- Directions:
Search the material below for the word "trenes" and copy every line in which it occurs.

[Data records]
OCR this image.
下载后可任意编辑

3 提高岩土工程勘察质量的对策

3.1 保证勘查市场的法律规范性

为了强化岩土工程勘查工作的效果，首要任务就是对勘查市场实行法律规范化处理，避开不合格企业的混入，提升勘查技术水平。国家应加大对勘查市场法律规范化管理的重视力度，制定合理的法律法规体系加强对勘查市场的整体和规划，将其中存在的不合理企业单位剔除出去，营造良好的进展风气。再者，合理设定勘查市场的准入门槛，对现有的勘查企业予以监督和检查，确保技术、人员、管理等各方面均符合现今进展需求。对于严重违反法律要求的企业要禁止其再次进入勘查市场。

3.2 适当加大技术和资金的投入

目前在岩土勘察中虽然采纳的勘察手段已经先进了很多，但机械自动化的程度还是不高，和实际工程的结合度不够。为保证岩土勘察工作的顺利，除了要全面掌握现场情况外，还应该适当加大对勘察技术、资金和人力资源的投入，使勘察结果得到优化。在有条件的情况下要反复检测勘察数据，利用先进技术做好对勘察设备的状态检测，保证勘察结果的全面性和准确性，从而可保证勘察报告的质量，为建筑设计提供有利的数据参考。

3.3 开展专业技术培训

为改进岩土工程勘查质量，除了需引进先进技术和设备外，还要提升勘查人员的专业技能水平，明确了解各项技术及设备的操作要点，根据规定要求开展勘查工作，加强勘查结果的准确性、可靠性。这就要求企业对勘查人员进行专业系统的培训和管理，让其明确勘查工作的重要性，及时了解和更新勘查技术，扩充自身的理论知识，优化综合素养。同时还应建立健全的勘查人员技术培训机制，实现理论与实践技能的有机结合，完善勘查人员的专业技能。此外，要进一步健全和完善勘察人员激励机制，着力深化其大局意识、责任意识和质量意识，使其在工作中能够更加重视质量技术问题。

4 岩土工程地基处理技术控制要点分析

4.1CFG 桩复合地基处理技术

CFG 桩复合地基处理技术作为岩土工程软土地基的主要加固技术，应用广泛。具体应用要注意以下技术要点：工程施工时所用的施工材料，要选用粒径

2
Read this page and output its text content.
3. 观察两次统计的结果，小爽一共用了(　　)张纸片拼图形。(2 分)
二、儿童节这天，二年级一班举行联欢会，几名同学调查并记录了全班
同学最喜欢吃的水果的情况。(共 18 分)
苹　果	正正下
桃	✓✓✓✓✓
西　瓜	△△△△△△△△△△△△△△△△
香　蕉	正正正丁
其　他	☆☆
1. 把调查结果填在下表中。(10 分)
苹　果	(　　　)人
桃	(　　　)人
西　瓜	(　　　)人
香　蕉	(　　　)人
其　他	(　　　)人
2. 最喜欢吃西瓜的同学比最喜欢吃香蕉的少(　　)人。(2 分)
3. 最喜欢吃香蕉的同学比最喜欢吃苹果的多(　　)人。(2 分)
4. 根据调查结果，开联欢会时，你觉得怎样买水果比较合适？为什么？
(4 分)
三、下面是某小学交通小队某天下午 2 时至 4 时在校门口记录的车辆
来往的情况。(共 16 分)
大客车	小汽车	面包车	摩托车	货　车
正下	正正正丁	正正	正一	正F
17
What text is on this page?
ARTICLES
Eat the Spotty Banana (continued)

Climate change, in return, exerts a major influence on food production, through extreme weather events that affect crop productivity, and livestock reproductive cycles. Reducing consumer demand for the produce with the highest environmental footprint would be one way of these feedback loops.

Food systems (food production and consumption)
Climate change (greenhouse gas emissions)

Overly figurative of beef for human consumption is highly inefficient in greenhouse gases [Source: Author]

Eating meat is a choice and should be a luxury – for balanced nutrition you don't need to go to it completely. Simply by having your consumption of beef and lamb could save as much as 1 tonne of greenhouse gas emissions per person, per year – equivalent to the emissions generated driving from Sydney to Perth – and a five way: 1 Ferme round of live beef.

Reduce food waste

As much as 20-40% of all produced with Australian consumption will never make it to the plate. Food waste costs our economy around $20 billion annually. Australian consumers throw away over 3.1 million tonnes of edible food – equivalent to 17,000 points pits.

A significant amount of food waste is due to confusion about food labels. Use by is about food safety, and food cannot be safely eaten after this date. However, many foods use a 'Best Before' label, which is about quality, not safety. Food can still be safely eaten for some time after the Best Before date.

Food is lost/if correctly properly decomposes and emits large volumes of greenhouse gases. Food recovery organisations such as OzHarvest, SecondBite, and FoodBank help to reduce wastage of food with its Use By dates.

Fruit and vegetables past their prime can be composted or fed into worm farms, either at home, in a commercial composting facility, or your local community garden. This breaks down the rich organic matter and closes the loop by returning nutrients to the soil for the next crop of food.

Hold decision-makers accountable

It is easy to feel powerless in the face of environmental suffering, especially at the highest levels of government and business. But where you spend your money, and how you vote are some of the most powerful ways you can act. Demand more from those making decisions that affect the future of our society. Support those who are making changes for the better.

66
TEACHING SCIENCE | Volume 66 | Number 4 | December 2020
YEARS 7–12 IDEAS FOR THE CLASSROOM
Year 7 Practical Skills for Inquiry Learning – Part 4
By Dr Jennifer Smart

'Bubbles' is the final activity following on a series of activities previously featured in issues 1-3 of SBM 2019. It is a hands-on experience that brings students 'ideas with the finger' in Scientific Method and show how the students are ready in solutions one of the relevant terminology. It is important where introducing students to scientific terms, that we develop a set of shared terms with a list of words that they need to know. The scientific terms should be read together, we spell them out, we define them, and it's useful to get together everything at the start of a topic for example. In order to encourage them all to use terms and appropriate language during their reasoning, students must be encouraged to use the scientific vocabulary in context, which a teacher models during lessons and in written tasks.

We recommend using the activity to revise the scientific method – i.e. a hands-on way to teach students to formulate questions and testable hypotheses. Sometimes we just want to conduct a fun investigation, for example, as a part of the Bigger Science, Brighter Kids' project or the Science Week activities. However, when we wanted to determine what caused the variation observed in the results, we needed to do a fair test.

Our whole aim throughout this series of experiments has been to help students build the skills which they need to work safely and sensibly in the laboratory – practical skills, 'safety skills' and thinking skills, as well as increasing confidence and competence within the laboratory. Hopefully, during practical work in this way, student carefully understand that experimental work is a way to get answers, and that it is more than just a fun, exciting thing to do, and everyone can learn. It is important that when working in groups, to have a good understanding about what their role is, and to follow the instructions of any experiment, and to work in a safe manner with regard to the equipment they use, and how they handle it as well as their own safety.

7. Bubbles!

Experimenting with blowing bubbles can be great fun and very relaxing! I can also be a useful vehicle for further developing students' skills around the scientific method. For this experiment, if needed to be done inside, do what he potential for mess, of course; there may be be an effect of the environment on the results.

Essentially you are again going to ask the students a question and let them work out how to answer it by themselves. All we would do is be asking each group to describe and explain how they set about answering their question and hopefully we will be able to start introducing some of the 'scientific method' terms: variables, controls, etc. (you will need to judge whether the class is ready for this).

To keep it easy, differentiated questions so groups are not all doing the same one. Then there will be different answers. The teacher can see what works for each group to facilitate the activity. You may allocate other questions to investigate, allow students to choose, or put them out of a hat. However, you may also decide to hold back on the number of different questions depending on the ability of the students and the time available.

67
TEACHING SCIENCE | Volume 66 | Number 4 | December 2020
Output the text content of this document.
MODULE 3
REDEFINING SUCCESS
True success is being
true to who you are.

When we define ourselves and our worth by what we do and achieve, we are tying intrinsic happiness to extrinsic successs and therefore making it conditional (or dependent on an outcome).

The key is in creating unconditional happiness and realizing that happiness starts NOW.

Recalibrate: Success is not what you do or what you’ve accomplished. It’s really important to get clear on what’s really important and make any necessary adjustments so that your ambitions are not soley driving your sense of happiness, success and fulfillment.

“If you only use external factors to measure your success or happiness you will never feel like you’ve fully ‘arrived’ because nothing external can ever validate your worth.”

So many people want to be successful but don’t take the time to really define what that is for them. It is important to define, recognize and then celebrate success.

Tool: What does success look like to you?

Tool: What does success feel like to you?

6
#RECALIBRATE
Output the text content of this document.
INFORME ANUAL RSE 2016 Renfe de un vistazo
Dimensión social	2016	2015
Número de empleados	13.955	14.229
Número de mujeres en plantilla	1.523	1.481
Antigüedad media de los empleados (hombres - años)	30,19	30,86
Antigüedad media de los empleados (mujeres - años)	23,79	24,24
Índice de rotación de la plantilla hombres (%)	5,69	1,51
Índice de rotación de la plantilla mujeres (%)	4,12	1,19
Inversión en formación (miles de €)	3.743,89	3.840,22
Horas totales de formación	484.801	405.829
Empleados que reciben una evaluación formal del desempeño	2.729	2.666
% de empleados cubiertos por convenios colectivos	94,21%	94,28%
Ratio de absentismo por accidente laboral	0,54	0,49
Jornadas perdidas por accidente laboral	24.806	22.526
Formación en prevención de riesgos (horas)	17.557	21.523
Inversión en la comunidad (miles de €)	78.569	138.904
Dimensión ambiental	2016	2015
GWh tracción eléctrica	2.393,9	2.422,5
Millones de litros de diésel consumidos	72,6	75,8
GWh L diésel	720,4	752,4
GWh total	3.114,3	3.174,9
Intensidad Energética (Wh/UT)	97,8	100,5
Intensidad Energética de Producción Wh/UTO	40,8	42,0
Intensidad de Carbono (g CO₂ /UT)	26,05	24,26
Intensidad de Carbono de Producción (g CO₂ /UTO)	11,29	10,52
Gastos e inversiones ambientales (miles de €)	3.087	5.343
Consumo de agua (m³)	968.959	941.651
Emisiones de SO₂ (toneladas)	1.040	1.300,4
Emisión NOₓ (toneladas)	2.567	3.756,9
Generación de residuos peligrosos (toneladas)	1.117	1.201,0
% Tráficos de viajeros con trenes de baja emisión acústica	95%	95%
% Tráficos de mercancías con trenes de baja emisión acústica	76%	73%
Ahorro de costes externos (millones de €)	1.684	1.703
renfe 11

- Result:
% Tráficos de viajeros con trenes de baja emisión acústica	95%	95%
% Tráficos de mercancías con trenes de baja emisión acústica	76%	73%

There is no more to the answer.